=== Information shown ===

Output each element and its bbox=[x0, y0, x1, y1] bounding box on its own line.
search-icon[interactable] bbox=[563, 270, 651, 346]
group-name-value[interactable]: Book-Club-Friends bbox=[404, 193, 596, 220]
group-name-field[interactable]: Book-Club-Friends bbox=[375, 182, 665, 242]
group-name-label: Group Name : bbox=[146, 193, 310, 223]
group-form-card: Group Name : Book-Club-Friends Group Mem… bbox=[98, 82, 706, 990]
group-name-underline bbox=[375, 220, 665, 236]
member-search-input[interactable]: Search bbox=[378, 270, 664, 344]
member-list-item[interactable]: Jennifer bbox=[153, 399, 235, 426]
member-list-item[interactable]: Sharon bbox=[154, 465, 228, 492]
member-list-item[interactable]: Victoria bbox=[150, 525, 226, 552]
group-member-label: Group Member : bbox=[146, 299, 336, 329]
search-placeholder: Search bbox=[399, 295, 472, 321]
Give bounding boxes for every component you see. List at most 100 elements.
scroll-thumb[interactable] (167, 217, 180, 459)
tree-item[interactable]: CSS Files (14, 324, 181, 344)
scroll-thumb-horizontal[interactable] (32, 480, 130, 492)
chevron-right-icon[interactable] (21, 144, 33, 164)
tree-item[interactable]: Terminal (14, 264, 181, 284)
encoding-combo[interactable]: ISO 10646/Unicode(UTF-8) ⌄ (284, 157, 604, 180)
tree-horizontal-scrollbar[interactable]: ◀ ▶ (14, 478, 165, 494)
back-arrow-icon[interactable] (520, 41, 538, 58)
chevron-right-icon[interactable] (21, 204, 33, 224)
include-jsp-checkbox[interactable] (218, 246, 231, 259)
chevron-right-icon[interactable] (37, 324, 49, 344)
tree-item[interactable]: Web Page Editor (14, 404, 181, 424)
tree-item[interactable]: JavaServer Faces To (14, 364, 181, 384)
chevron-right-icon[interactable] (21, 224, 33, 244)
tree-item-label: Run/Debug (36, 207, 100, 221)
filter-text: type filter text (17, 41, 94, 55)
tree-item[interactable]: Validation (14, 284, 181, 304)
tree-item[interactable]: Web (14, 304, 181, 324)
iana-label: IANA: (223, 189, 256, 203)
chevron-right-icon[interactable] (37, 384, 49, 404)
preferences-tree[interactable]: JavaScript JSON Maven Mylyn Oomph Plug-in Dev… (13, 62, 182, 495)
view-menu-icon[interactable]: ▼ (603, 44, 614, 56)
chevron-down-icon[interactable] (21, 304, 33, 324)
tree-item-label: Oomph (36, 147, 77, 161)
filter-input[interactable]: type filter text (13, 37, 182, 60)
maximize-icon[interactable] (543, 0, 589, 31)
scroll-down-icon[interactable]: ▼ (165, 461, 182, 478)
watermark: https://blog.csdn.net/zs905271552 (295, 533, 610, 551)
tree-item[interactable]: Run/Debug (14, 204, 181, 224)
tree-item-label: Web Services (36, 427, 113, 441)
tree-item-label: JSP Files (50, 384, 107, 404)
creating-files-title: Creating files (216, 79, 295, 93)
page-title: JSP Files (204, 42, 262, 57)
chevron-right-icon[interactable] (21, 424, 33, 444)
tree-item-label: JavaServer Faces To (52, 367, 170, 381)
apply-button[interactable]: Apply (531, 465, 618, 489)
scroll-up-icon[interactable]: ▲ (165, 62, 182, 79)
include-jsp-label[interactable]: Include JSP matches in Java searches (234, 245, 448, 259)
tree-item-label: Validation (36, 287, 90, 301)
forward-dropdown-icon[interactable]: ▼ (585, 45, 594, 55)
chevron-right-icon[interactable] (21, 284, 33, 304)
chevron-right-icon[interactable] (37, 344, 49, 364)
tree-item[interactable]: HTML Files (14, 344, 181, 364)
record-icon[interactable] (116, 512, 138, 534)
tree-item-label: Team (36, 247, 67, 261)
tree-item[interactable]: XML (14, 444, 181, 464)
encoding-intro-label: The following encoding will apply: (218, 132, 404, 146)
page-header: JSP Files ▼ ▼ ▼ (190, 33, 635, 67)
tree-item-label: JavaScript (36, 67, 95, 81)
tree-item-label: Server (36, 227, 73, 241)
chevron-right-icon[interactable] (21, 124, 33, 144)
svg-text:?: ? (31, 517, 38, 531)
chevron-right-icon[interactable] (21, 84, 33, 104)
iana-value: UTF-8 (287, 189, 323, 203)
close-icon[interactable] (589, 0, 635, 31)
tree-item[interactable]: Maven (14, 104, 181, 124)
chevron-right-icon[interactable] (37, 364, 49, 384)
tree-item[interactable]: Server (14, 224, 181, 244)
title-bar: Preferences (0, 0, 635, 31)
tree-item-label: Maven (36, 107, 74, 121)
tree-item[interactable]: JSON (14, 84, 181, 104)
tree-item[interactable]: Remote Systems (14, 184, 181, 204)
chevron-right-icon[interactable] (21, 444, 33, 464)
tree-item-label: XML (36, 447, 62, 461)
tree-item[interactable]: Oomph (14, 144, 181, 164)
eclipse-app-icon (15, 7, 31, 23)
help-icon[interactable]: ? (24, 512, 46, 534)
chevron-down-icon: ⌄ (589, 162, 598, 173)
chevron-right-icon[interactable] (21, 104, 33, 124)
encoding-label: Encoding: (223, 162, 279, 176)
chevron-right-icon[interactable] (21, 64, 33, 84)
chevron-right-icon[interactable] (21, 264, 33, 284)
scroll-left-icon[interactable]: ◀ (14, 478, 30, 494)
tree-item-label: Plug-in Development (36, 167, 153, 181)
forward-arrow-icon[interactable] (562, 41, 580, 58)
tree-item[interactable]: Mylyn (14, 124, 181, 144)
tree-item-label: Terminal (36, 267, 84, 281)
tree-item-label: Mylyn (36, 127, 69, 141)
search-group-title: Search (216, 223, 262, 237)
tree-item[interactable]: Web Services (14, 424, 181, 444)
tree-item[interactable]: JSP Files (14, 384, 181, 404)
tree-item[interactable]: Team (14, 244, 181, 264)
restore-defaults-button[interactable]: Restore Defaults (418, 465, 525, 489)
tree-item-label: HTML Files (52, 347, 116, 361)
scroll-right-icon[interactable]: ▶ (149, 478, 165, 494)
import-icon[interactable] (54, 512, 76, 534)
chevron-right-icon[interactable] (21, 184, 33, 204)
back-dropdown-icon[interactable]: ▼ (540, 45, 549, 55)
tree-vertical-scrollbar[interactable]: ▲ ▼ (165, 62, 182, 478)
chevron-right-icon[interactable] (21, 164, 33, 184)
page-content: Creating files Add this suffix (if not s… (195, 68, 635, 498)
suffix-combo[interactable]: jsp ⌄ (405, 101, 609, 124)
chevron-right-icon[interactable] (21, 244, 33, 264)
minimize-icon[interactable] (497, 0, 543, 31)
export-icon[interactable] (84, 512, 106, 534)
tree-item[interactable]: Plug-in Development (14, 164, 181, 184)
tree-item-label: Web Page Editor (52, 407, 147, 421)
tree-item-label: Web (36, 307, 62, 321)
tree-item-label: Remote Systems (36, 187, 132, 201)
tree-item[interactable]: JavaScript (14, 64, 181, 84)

===

→ **Stated exercise**:
Copy the material above word for word, beginning with its first line and stopping after the line that contains "tree-item[interactable]: Web Page".

→ **Answer to this problem**:
Output each element and its bbox=[x0, y0, x1, y1] bounding box on its own line.
search-icon[interactable] bbox=[563, 270, 651, 346]
group-name-value[interactable]: Book-Club-Friends bbox=[404, 193, 596, 220]
group-name-field[interactable]: Book-Club-Friends bbox=[375, 182, 665, 242]
group-name-label: Group Name : bbox=[146, 193, 310, 223]
group-form-card: Group Name : Book-Club-Friends Group Mem… bbox=[98, 82, 706, 990]
group-name-underline bbox=[375, 220, 665, 236]
member-search-input[interactable]: Search bbox=[378, 270, 664, 344]
member-list-item[interactable]: Jennifer bbox=[153, 399, 235, 426]
member-list-item[interactable]: Sharon bbox=[154, 465, 228, 492]
member-list-item[interactable]: Victoria bbox=[150, 525, 226, 552]
group-member-label: Group Member : bbox=[146, 299, 336, 329]
search-placeholder: Search bbox=[399, 295, 472, 321]
Give bounding boxes for every component you see. List at most 100 elements.
scroll-thumb[interactable] (167, 217, 180, 459)
tree-item[interactable]: CSS Files (14, 324, 181, 344)
scroll-thumb-horizontal[interactable] (32, 480, 130, 492)
chevron-right-icon[interactable] (21, 144, 33, 164)
tree-item[interactable]: Terminal (14, 264, 181, 284)
encoding-combo[interactable]: ISO 10646/Unicode(UTF-8) ⌄ (284, 157, 604, 180)
tree-horizontal-scrollbar[interactable]: ◀ ▶ (14, 478, 165, 494)
back-arrow-icon[interactable] (520, 41, 538, 58)
chevron-right-icon[interactable] (21, 204, 33, 224)
include-jsp-checkbox[interactable] (218, 246, 231, 259)
chevron-right-icon[interactable] (37, 324, 49, 344)
tree-item[interactable]: Web Page Editor (14, 404, 181, 424)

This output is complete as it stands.